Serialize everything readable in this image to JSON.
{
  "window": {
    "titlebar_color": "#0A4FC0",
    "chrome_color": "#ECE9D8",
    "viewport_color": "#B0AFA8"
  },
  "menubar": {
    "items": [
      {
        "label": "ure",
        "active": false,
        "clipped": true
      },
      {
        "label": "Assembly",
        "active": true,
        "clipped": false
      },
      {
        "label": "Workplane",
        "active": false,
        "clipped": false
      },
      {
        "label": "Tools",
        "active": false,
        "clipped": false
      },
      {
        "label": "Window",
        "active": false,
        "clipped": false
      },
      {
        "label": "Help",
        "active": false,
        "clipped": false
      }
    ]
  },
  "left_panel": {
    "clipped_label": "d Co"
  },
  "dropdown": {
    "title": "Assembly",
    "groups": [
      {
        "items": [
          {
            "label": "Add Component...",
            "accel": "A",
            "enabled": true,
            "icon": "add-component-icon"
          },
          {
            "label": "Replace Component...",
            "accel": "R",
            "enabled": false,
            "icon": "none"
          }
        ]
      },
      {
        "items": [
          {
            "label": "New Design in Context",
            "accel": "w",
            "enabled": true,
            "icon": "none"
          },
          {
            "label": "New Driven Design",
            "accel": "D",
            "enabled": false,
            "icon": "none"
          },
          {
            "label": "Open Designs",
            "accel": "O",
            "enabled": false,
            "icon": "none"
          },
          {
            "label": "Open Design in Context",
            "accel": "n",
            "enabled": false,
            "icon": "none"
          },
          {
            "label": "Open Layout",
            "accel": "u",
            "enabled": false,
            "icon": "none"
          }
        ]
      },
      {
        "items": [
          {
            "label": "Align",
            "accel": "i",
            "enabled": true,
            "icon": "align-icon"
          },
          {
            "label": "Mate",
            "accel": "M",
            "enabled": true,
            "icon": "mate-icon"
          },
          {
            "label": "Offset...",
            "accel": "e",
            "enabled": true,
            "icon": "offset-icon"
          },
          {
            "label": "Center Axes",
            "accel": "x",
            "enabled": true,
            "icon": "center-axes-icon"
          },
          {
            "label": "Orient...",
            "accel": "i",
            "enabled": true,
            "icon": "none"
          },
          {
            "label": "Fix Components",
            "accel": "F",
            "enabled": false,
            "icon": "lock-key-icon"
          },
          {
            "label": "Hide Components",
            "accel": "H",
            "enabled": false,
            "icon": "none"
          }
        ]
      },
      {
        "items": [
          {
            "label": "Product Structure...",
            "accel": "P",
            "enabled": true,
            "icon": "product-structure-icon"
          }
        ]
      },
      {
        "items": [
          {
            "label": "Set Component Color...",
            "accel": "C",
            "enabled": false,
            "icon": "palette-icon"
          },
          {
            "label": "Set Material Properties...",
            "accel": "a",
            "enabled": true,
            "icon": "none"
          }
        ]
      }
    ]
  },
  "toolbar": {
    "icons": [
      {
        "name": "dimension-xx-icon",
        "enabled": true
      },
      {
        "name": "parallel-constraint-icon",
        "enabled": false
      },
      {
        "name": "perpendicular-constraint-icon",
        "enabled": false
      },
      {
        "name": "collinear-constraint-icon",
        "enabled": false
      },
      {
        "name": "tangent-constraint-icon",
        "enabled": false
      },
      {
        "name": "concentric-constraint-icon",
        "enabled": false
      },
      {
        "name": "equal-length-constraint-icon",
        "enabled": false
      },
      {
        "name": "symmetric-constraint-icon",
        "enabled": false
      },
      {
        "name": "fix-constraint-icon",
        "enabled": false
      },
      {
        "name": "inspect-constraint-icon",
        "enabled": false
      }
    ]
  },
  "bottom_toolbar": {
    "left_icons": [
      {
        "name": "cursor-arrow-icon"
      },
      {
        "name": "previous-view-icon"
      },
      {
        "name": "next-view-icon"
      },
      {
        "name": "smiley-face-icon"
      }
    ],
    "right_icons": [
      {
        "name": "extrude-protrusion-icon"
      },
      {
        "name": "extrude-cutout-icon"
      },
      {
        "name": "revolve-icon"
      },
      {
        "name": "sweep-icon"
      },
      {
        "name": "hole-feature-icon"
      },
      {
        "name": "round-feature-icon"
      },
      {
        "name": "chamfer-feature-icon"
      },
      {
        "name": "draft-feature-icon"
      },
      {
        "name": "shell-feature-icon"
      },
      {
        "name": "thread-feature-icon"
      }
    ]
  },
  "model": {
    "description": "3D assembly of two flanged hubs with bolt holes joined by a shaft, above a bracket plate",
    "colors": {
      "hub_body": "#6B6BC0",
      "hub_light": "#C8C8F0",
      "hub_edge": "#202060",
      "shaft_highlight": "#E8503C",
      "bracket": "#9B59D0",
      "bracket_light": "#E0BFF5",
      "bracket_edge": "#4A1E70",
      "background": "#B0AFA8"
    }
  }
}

:::::

What needs to be done: Search the lines above for the string "feature" and copy each line that has it.

Answer to the task:
        "name": "hole-feature-icon"
        "name": "round-feature-icon"
        "name": "chamfer-feature-icon"
        "name": "draft-feature-icon"
        "name": "shell-feature-icon"
        "name": "thread-feature-icon"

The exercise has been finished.